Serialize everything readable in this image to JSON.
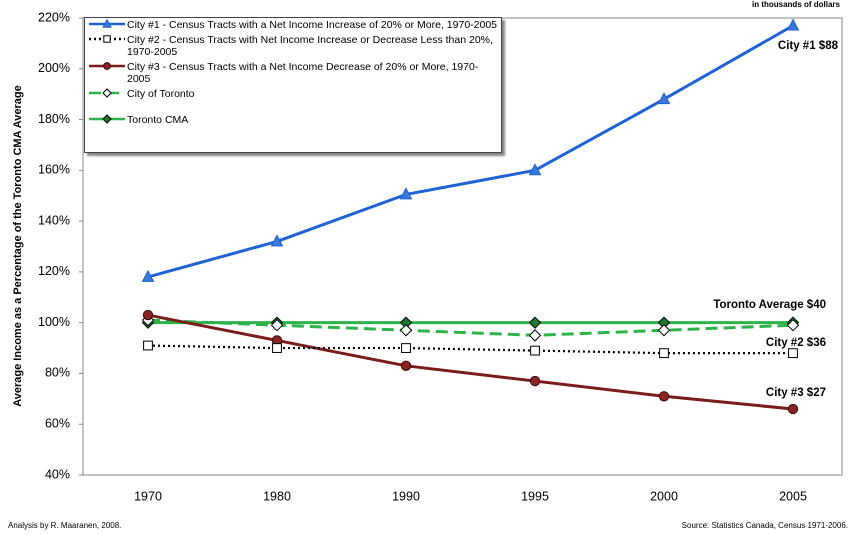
{
  "chart_data": {
    "type": "line",
    "y_label": "Average Income  as a Percentage of the Toronto CMA Average",
    "categories": [
      "1970",
      "1980",
      "1990",
      "1995",
      "2000",
      "2005"
    ],
    "ylim": [
      40,
      220
    ],
    "yticks": [
      {
        "value": 40,
        "label": "40%"
      },
      {
        "value": 60,
        "label": "60%"
      },
      {
        "value": 80,
        "label": "80%"
      },
      {
        "value": 100,
        "label": "100%"
      },
      {
        "value": 120,
        "label": "120%"
      },
      {
        "value": 140,
        "label": "140%"
      },
      {
        "value": 160,
        "label": "160%"
      },
      {
        "value": 180,
        "label": "180%"
      },
      {
        "value": 200,
        "label": "200%"
      },
      {
        "value": 220,
        "label": "220%"
      }
    ],
    "series": [
      {
        "name": "City #1 - Census Tracts with a Net Income Increase of 20% or More, 1970-2005",
        "color": "#1f62d6",
        "dash": "solid",
        "marker": "triangle",
        "marker_fill": "#3b78d8",
        "values": [
          118,
          132,
          150.5,
          160,
          188,
          217
        ]
      },
      {
        "name": "City #2 - Census Tracts with Net Income Increase or Decrease Less than 20%, 1970-2005",
        "color": "#000000",
        "dash": "dotted",
        "marker": "square",
        "marker_fill": "#ffffff",
        "values": [
          91,
          90,
          90,
          89,
          88,
          88
        ]
      },
      {
        "name": "City #3 - Census Tracts with a Net Income Decrease of 20% or More, 1970-2005",
        "color": "#7b1c1c",
        "dash": "solid",
        "marker": "circle",
        "marker_fill": "#8b2525",
        "values": [
          103,
          93,
          83,
          77,
          71,
          66
        ]
      },
      {
        "name": "City of Toronto",
        "color": "#2eb34a",
        "dash": "dashed",
        "marker": "diamond",
        "marker_fill": "#ffffff",
        "values": [
          101,
          99,
          97,
          95,
          97,
          99
        ]
      },
      {
        "name": "Toronto CMA",
        "color": "#2eb34a",
        "dash": "solid",
        "marker": "diamond",
        "marker_fill": "#1e7a30",
        "values": [
          100,
          100,
          100,
          100,
          100,
          100
        ]
      }
    ],
    "annotations": [
      "in thousands of dollars",
      "City #1 $88",
      "Toronto Average $40",
      "City #2 $36",
      "City #3 $27"
    ],
    "footer_left": "Analysis by R. Maaranen, 2008.",
    "footer_right": "Source: Statistics Canada, Census 1971-2006."
  }
}
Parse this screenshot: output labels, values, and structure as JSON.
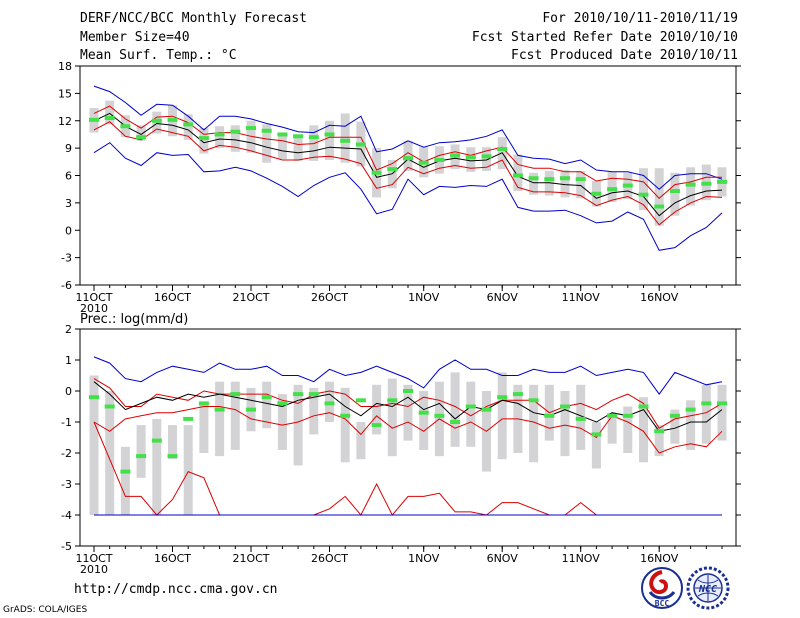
{
  "header": {
    "title": "DERF/NCC/BCC Monthly Forecast",
    "member_size": "Member Size=40",
    "variable": "Mean Surf. Temp.: °C",
    "period": "For 2010/10/11-2010/11/19",
    "started": "Fcst Started Refer Date 2010/10/10",
    "produced": "Fcst Produced Date 2010/10/11"
  },
  "footer": {
    "url": "http://cmdp.ncc.cma.gov.cn",
    "grads": "GrADS: COLA/IGES",
    "logo_bcc": "BCC",
    "logo_ncc": "NCC"
  },
  "colors": {
    "range": "#0000cc",
    "spread": "#dd0000",
    "mean": "#000000",
    "box": "#d3d3d6",
    "bar": "#44e04a",
    "background": "#ffffff"
  },
  "chart_data": [
    {
      "type": "line",
      "title": "Mean Surf. Temp.: °C",
      "ylabel": "°C",
      "ylim": [
        -6,
        18
      ],
      "yticks": [
        -6,
        -3,
        0,
        3,
        6,
        9,
        12,
        15,
        18
      ],
      "x_days": 40,
      "xticks": [
        {
          "day": 0,
          "label": "11OCT",
          "sub": "2010"
        },
        {
          "day": 5,
          "label": "16OCT",
          "sub": ""
        },
        {
          "day": 10,
          "label": "21OCT",
          "sub": ""
        },
        {
          "day": 15,
          "label": "26OCT",
          "sub": ""
        },
        {
          "day": 21,
          "label": "1NOV",
          "sub": ""
        },
        {
          "day": 26,
          "label": "6NOV",
          "sub": ""
        },
        {
          "day": 31,
          "label": "11NOV",
          "sub": ""
        },
        {
          "day": 36,
          "label": "16NOV",
          "sub": ""
        }
      ],
      "series": [
        {
          "name": "max",
          "color": "range",
          "values": [
            15.8,
            15.2,
            14,
            12.6,
            13.8,
            13.7,
            12.5,
            11,
            12.5,
            12.5,
            12.2,
            11.7,
            11.3,
            10.8,
            10.7,
            11.5,
            11.4,
            12.5,
            8.6,
            8.9,
            9.8,
            9.1,
            9.6,
            9.7,
            9.9,
            10.3,
            11,
            8.2,
            7.9,
            7.8,
            7.3,
            7.7,
            6.6,
            6.4,
            6.4,
            6,
            4.5,
            6,
            6.2,
            6.2,
            5.6
          ]
        },
        {
          "name": "upper",
          "color": "spread",
          "values": [
            12.8,
            13.6,
            12.2,
            11.2,
            12.4,
            12.5,
            11.8,
            10.5,
            10.7,
            10.7,
            10.3,
            10,
            9.8,
            9.4,
            9.5,
            10.2,
            10.2,
            10.2,
            6.6,
            7.3,
            8.5,
            7.5,
            8.2,
            8.6,
            8.2,
            8.7,
            9.1,
            7.2,
            6.8,
            6.8,
            6.4,
            6.4,
            5.4,
            5.7,
            5.6,
            5.3,
            3.5,
            5,
            5.3,
            5.8,
            5.8
          ]
        },
        {
          "name": "mean",
          "color": "mean",
          "values": [
            12,
            12.8,
            11.4,
            10.5,
            11.7,
            11.5,
            11,
            9.6,
            10,
            9.9,
            9.6,
            9.1,
            8.7,
            8.5,
            8.7,
            9.1,
            9,
            8.9,
            5.8,
            6.2,
            7.8,
            6.9,
            7.6,
            7.9,
            7.6,
            7.7,
            8.5,
            5.9,
            5.2,
            5.2,
            5,
            4.9,
            3.5,
            4.1,
            4.3,
            3.7,
            1.6,
            3,
            3.8,
            4.3,
            4.4
          ]
        },
        {
          "name": "lower",
          "color": "spread",
          "values": [
            11,
            11.9,
            10.3,
            9.9,
            11.1,
            10.7,
            10.3,
            8.7,
            9.3,
            9.1,
            8.7,
            8.2,
            7.7,
            7.7,
            8,
            8.1,
            7.8,
            7.3,
            4.6,
            5,
            6.9,
            6.2,
            6.8,
            7.1,
            6.8,
            6.9,
            7.7,
            4.7,
            4.2,
            4.2,
            4.1,
            3.8,
            2.7,
            3.3,
            3.7,
            2.8,
            0.6,
            2,
            3,
            3.7,
            3.6
          ]
        },
        {
          "name": "min",
          "color": "range",
          "values": [
            8.5,
            9.6,
            7.9,
            7.1,
            8.5,
            8.2,
            8.3,
            6.4,
            6.5,
            6.9,
            6.5,
            5.7,
            4.8,
            3.7,
            4.9,
            5.8,
            6.3,
            4.5,
            1.8,
            2.3,
            5.6,
            3.9,
            4.8,
            4.7,
            4.9,
            4.8,
            5.6,
            2.5,
            2.1,
            2.1,
            2.2,
            1.6,
            0.8,
            1,
            2,
            1.2,
            -2.2,
            -1.9,
            -0.6,
            0.3,
            1.9
          ]
        }
      ],
      "boxes": [
        [
          10.7,
          13.4
        ],
        [
          11.6,
          14.2
        ],
        [
          10.2,
          12.6
        ],
        [
          9.8,
          11.5
        ],
        [
          10.6,
          13
        ],
        [
          10.3,
          13.7
        ],
        [
          9.9,
          12.7
        ],
        [
          8.4,
          11.2
        ],
        [
          9,
          11.4
        ],
        [
          8.6,
          11.5
        ],
        [
          8.5,
          12
        ],
        [
          7.4,
          11.6
        ],
        [
          7.8,
          10.7
        ],
        [
          7.6,
          10.4
        ],
        [
          7.6,
          11.5
        ],
        [
          7.7,
          12
        ],
        [
          7.4,
          12.8
        ],
        [
          7,
          11.9
        ],
        [
          3.6,
          9
        ],
        [
          4.6,
          7.7
        ],
        [
          6.5,
          9.8
        ],
        [
          5.8,
          9.1
        ],
        [
          6.2,
          9.2
        ],
        [
          6.7,
          9.4
        ],
        [
          6.4,
          9.1
        ],
        [
          6.5,
          9.1
        ],
        [
          6.7,
          10.2
        ],
        [
          4.3,
          8.3
        ],
        [
          3.9,
          6.3
        ],
        [
          3.8,
          6.5
        ],
        [
          3.6,
          6.6
        ],
        [
          3.5,
          6.5
        ],
        [
          2.6,
          5.4
        ],
        [
          3.1,
          6.4
        ],
        [
          3.4,
          6.3
        ],
        [
          2.2,
          6.8
        ],
        [
          0.5,
          6.8
        ],
        [
          1.6,
          6.3
        ],
        [
          2.7,
          6.9
        ],
        [
          3.3,
          7.2
        ],
        [
          3.7,
          6.9
        ]
      ],
      "bars": [
        12.1,
        12.3,
        11.4,
        10.2,
        12,
        12.1,
        11.6,
        10.1,
        10.5,
        10.8,
        11.2,
        10.9,
        10.5,
        10.3,
        10.2,
        10.5,
        9.8,
        9.4,
        6.3,
        6.7,
        7.9,
        7.4,
        7.7,
        8.2,
        8,
        8.1,
        8.9,
        6,
        5.7,
        5.6,
        5.7,
        5.6,
        4,
        4.5,
        4.9,
        3.9,
        2.6,
        4.3,
        5,
        5.1,
        5.3
      ]
    },
    {
      "type": "line",
      "title": "Prec.: log(mm/d)",
      "ylabel": "log(mm/d)",
      "ylim": [
        -5,
        2
      ],
      "yticks": [
        -5,
        -4,
        -3,
        -2,
        -1,
        0,
        1,
        2
      ],
      "x_days": 40,
      "xticks": [
        {
          "day": 0,
          "label": "11OCT",
          "sub": "2010"
        },
        {
          "day": 5,
          "label": "16OCT",
          "sub": ""
        },
        {
          "day": 10,
          "label": "21OCT",
          "sub": ""
        },
        {
          "day": 15,
          "label": "26OCT",
          "sub": ""
        },
        {
          "day": 21,
          "label": "1NOV",
          "sub": ""
        },
        {
          "day": 26,
          "label": "6NOV",
          "sub": ""
        },
        {
          "day": 31,
          "label": "11NOV",
          "sub": ""
        },
        {
          "day": 36,
          "label": "16NOV",
          "sub": ""
        }
      ],
      "series": [
        {
          "name": "max",
          "color": "range",
          "values": [
            1.1,
            0.9,
            0.4,
            0.3,
            0.6,
            0.8,
            0.7,
            0.6,
            0.9,
            0.7,
            0.7,
            0.8,
            0.5,
            0.5,
            0.3,
            0.7,
            0.5,
            0.6,
            0.8,
            0.6,
            0.4,
            0.1,
            0.7,
            1,
            0.7,
            0.7,
            0.5,
            0.5,
            0.7,
            0.6,
            0.6,
            0.8,
            0.5,
            0.6,
            0.7,
            0.6,
            -0.1,
            0.6,
            0.4,
            0.2,
            0.3
          ]
        },
        {
          "name": "upper",
          "color": "spread",
          "values": [
            0.4,
            0.1,
            -0.5,
            -0.5,
            -0.1,
            -0.2,
            -0.3,
            0,
            -0.1,
            -0.1,
            -0.1,
            -0.1,
            -0.3,
            -0.4,
            -0.1,
            0,
            -0.1,
            -0.5,
            -0.5,
            -0.4,
            -0.5,
            -0.2,
            -0.3,
            -0.5,
            -0.8,
            -0.5,
            -0.3,
            -0.3,
            -0.3,
            -0.7,
            -0.5,
            -0.4,
            -0.6,
            -0.3,
            -0.1,
            -0.4,
            -1.2,
            -0.9,
            -0.8,
            -0.7,
            -0.4
          ]
        },
        {
          "name": "mean",
          "color": "mean",
          "values": [
            0.3,
            -0.1,
            -0.6,
            -0.4,
            -0.2,
            -0.3,
            -0.1,
            -0.2,
            -0.1,
            -0.2,
            -0.3,
            -0.4,
            -0.5,
            -0.3,
            -0.2,
            -0.1,
            -0.5,
            -0.8,
            -0.4,
            -0.5,
            -0.2,
            -0.6,
            -0.4,
            -0.9,
            -0.5,
            -0.6,
            -0.3,
            -0.4,
            -0.7,
            -0.8,
            -0.6,
            -0.8,
            -1,
            -0.7,
            -0.8,
            -0.6,
            -1.3,
            -1.2,
            -1,
            -1,
            -0.6
          ]
        },
        {
          "name": "lower",
          "color": "spread",
          "values": [
            -1,
            -1.3,
            -0.9,
            -0.8,
            -0.7,
            -0.7,
            -0.6,
            -0.5,
            -0.5,
            -0.6,
            -0.9,
            -1,
            -1.1,
            -1,
            -0.8,
            -0.7,
            -0.9,
            -1.4,
            -0.8,
            -1.2,
            -1,
            -1.3,
            -0.9,
            -1.2,
            -1,
            -1.3,
            -0.9,
            -0.9,
            -1,
            -1.2,
            -1.1,
            -1.2,
            -1.5,
            -0.8,
            -1,
            -1.3,
            -2,
            -1.8,
            -1.7,
            -1.8,
            -1.3
          ]
        },
        {
          "name": "min",
          "color": "spread",
          "values": [
            -1,
            -2.2,
            -3.4,
            -3.4,
            -4,
            -3.5,
            -2.6,
            -2.8,
            -4,
            -4,
            -4,
            -4,
            -4,
            -4,
            -4,
            -3.8,
            -3.4,
            -4,
            -3,
            -4,
            -3.4,
            -3.4,
            -3.3,
            -3.9,
            -3.9,
            -4,
            -3.6,
            -3.6,
            -3.8,
            -4,
            -4,
            -3.6,
            -4,
            -4,
            -4,
            -4,
            -4,
            -4,
            -4,
            -4,
            -4
          ]
        },
        {
          "name": "floor",
          "color": "range",
          "values": [
            -4,
            -4,
            -4,
            -4,
            -4,
            -4,
            -4,
            -4,
            -4,
            -4,
            -4,
            -4,
            -4,
            -4,
            -4,
            -4,
            -4,
            -4,
            -4,
            -4,
            -4,
            -4,
            -4,
            -4,
            -4,
            -4,
            -4,
            -4,
            -4,
            -4,
            -4,
            -4,
            -4,
            -4,
            -4,
            -4,
            -4,
            -4,
            -4,
            -4,
            -4
          ]
        }
      ],
      "boxes": [
        [
          -4,
          0.5
        ],
        [
          -4,
          0
        ],
        [
          -4,
          -1.8
        ],
        [
          -2.8,
          -1.1
        ],
        [
          -4,
          -0.9
        ],
        [
          -2.2,
          -1.1
        ],
        [
          -4,
          -1.1
        ],
        [
          -2,
          -0.4
        ],
        [
          -2.1,
          0.3
        ],
        [
          -1.9,
          0.3
        ],
        [
          -1.3,
          0.1
        ],
        [
          -1.2,
          0.3
        ],
        [
          -1.9,
          -0.1
        ],
        [
          -2.4,
          0.2
        ],
        [
          -1.4,
          0.1
        ],
        [
          -1,
          0.3
        ],
        [
          -2.3,
          0.1
        ],
        [
          -2.2,
          -1
        ],
        [
          -1.4,
          0.2
        ],
        [
          -2.1,
          0.4
        ],
        [
          -1.6,
          0.2
        ],
        [
          -1.9,
          0
        ],
        [
          -2.1,
          0.3
        ],
        [
          -1.8,
          0.6
        ],
        [
          -1.8,
          0.3
        ],
        [
          -2.6,
          0
        ],
        [
          -2.2,
          0.6
        ],
        [
          -2,
          0.2
        ],
        [
          -2.3,
          0.2
        ],
        [
          -1.6,
          0.2
        ],
        [
          -2.1,
          0
        ],
        [
          -1.9,
          0.2
        ],
        [
          -2.5,
          -1
        ],
        [
          -1.7,
          -0.7
        ],
        [
          -2,
          -0.5
        ],
        [
          -2.3,
          -0.2
        ],
        [
          -2.1,
          -1.1
        ],
        [
          -1.7,
          -0.6
        ],
        [
          -1.9,
          -0.3
        ],
        [
          -1.7,
          0.2
        ],
        [
          -1.6,
          0.2
        ]
      ],
      "bars": [
        -0.2,
        -0.5,
        -2.6,
        -2.1,
        -1.6,
        -2.1,
        -0.9,
        -0.4,
        -0.6,
        -0.1,
        -0.6,
        -0.2,
        -0.4,
        -0.1,
        -0.1,
        -0.4,
        -0.8,
        -0.3,
        -1.1,
        -0.3,
        0,
        -0.7,
        -0.8,
        -1,
        -0.5,
        -0.6,
        -0.2,
        -0.1,
        -0.3,
        -0.8,
        -0.5,
        -0.9,
        -1.4,
        -0.8,
        -0.8,
        -0.5,
        -1.3,
        -0.8,
        -0.6,
        -0.4,
        -0.4
      ]
    }
  ]
}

▬▬▬

## WORK TO BE COMPLETED
From the records above, pick out and copy each line holding the word "this".

## FINAL RESULT
Serialize everything readable in this image to JSON.
Parse this screenshot: output labels, values, and structure as JSON.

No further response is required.